▶ **Direction**:
Output the data word for word, dropping every image.

>> START Records for processing

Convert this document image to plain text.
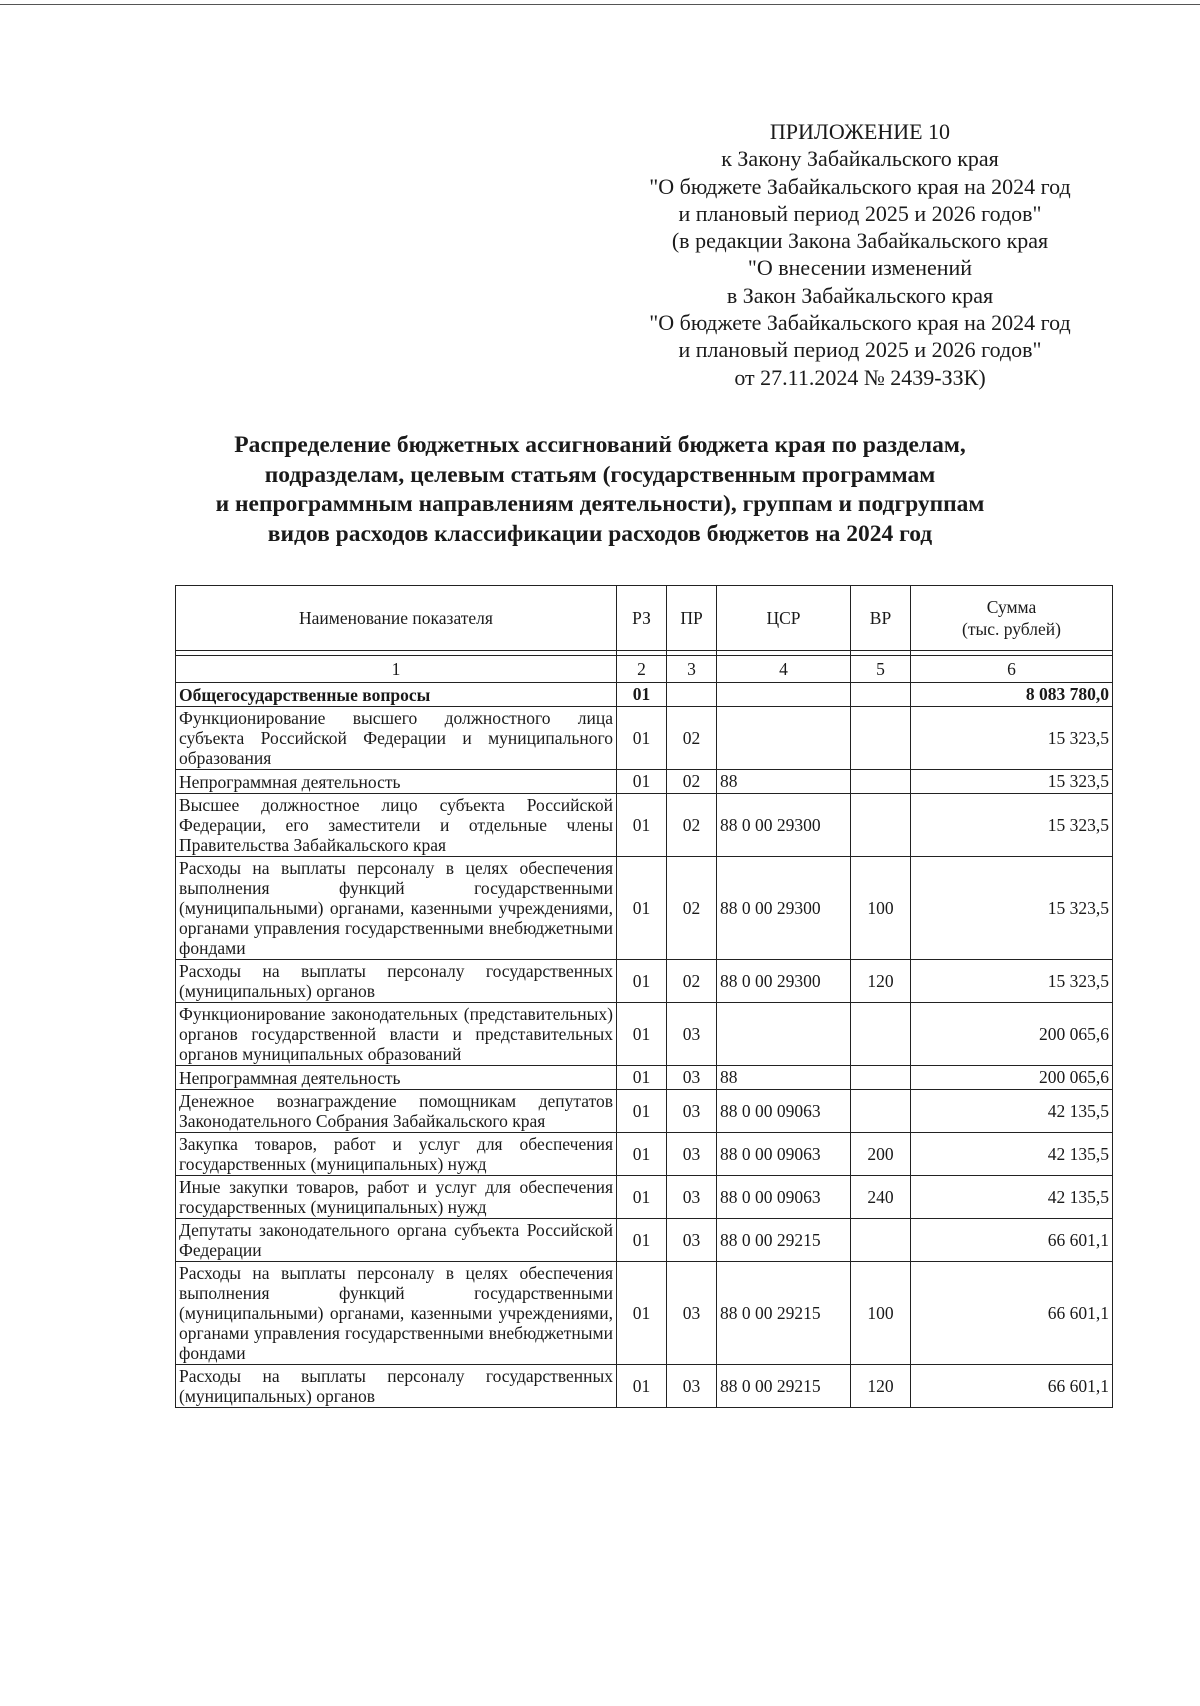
ПРИЛОЖЕНИЕ 10
к Закону Забайкальского края
"О бюджете Забайкальского края на 2024 год
и плановый период 2025 и 2026 годов"
(в редакции Закона Забайкальского края
"О внесении изменений
в Закон Забайкальского края
"О бюджете Забайкальского края на 2024 год
и плановый период 2025 и 2026 годов"
от 27.11.2024 № 2439-ЗЗК)
Распределение бюджетных ассигнований бюджета края по разделам,
подразделам, целевым статьям (государственным программам
и непрограммным направлениям деятельности), группам и подгруппам
видов расходов классификации расходов бюджетов на 2024 год
Наименование показателя	РЗ	ПР	ЦСР	ВР	Сумма
(тыс. рублей)

1	2	3	4	5	6
Общегосударственные вопросы	01				8 083 780,0
Функционирование высшего должностного лица субъекта Российской Федерации и муниципального образования	01	02			15 323,5
Непрограммная деятельность	01	02	88		15 323,5
Высшее должностное лицо субъекта Российской Федерации, его заместители и отдельные члены Правительства Забайкальского края	01	02	88 0 00 29300		15 323,5
Расходы на выплаты персоналу в целях обеспечения выполнения функций государственными (муниципальными) органами, казенными учреждениями, органами управления государственными внебюджетными фондами	01	02	88 0 00 29300	100	15 323,5
Расходы на выплаты персоналу государственных (муниципальных) органов	01	02	88 0 00 29300	120	15 323,5
Функционирование законодательных (представительных) органов государственной власти и представительных органов муниципальных образований	01	03			200 065,6
Непрограммная деятельность	01	03	88		200 065,6
Денежное вознаграждение помощникам депутатов Законодательного Собрания Забайкальского края	01	03	88 0 00 09063		42 135,5
Закупка товаров, работ и услуг для обеспечения государственных (муниципальных) нужд	01	03	88 0 00 09063	200	42 135,5
Иные закупки товаров, работ и услуг для обеспечения государственных (муниципальных) нужд	01	03	88 0 00 09063	240	42 135,5
Депутаты законодательного органа субъекта Российской Федерации	01	03	88 0 00 29215		66 601,1
Расходы на выплаты персоналу в целях обеспечения выполнения функций государственными (муниципальными) органами, казенными учреждениями, органами управления государственными внебюджетными фондами	01	03	88 0 00 29215	100	66 601,1
Расходы на выплаты персоналу государственных (муниципальных) органов	01	03	88 0 00 29215	120	66 601,1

>> END Records for processing

▶ **Task response**:
Convert this document image to plain text.
ПРИЛОЖЕНИЕ 10
к Закону Забайкальского края
"О бюджете Забайкальского края на 2024 год
и плановый период 2025 и 2026 годов"
(в редакции Закона Забайкальского края
"О внесении изменений
в Закон Забайкальского края
"О бюджете Забайкальского края на 2024 год
и плановый период 2025 и 2026 годов"
от 27.11.2024 № 2439-ЗЗК)
Распределение бюджетных ассигнований бюджета края по разделам,
подразделам, целевым статьям (государственным программам
и непрограммным направлениям деятельности), группам и подгруппам
видов расходов классификации расходов бюджетов на 2024 год
Наименование показателя	РЗ	ПР	ЦСР	ВР	Сумма
(тыс. рублей)

1	2	3	4	5	6
Общегосударственные вопросы	01				8 083 780,0
Функционирование высшего должностного лица субъекта Российской Федерации и муниципального образования	01	02			15 323,5
Непрограммная деятельность	01	02	88		15 323,5
Высшее должностное лицо субъекта Российской Федерации, его заместители и отдельные члены Правительства Забайкальского края	01	02	88 0 00 29300		15 323,5
Расходы на выплаты персоналу в целях обеспечения выполнения функций государственными (муниципальными) органами, казенными учреждениями, органами управления государственными внебюджетными фондами	01	02	88 0 00 29300	100	15 323,5
Расходы на выплаты персоналу государственных (муниципальных) органов	01	02	88 0 00 29300	120	15 323,5
Функционирование законодательных (представительных) органов государственной власти и представительных органов муниципальных образований	01	03			200 065,6
Непрограммная деятельность	01	03	88		200 065,6
Денежное вознаграждение помощникам депутатов Законодательного Собрания Забайкальского края	01	03	88 0 00 09063		42 135,5
Закупка товаров, работ и услуг для обеспечения государственных (муниципальных) нужд	01	03	88 0 00 09063	200	42 135,5
Иные закупки товаров, работ и услуг для обеспечения государственных (муниципальных) нужд	01	03	88 0 00 09063	240	42 135,5
Депутаты законодательного органа субъекта Российской Федерации	01	03	88 0 00 29215		66 601,1
Расходы на выплаты персоналу в целях обеспечения выполнения функций государственными (муниципальными) органами, казенными учреждениями, органами управления государственными внебюджетными фондами	01	03	88 0 00 29215	100	66 601,1
Расходы на выплаты персоналу государственных (муниципальных) органов	01	03	88 0 00 29215	120	66 601,1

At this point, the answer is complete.